*Given data*
——
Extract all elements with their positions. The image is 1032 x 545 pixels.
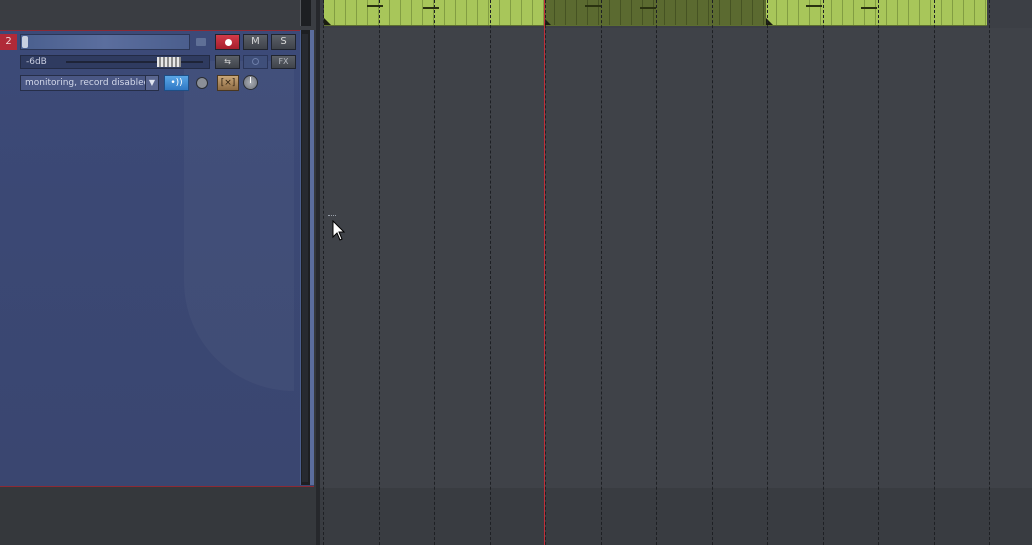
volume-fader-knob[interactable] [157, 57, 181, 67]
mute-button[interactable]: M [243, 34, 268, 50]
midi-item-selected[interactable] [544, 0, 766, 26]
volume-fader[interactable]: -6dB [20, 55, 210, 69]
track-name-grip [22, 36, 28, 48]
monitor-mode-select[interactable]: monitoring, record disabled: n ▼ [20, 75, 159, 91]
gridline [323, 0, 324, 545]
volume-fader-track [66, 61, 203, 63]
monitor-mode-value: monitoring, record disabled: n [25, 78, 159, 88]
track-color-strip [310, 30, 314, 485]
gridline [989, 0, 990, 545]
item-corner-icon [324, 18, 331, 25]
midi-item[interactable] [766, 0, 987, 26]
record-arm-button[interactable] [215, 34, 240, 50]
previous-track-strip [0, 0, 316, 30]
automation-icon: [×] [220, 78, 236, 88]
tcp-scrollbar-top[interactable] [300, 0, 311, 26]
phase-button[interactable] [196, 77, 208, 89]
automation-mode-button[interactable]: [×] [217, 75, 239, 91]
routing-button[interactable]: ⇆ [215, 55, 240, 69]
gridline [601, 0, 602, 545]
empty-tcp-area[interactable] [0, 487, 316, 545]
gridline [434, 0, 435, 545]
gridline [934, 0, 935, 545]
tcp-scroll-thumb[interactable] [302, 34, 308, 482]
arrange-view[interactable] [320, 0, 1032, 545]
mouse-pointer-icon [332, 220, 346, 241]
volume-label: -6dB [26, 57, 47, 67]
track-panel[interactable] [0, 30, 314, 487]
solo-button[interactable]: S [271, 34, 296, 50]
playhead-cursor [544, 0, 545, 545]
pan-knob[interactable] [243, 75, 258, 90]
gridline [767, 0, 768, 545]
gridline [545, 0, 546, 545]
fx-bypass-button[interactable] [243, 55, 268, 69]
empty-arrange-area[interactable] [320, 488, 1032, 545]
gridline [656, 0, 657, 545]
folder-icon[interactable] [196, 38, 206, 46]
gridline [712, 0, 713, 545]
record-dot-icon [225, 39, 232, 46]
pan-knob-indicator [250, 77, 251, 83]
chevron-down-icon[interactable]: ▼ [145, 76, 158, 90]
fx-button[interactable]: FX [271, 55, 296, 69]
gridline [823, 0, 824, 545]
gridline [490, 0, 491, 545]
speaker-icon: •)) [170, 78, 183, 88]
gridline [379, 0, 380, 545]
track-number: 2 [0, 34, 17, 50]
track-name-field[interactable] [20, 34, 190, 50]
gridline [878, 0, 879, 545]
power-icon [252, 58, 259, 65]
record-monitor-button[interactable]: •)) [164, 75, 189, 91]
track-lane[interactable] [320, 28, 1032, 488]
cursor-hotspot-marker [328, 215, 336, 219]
——
*Set problem*
Rewrite the stretch from the line containing "volume-fader-knob[interactable] [157, 57, 181, 67]" through the line containing "monitor-mode-value: monitoring, record". Replace "monitoring" with "input monitoring" and keep everything else unchanged.

*Full output*
volume-fader-knob[interactable] [157, 57, 181, 67]
mute-button[interactable]: M [243, 34, 268, 50]
midi-item-selected[interactable] [544, 0, 766, 26]
volume-fader[interactable]: -6dB [20, 55, 210, 69]
track-name-grip [22, 36, 28, 48]
monitor-mode-select[interactable]: input monitoring, record disabled: n ▼ [20, 75, 159, 91]
gridline [323, 0, 324, 545]
volume-fader-track [66, 61, 203, 63]
monitor-mode-value: input monitoring, record disabled: n [25, 78, 159, 88]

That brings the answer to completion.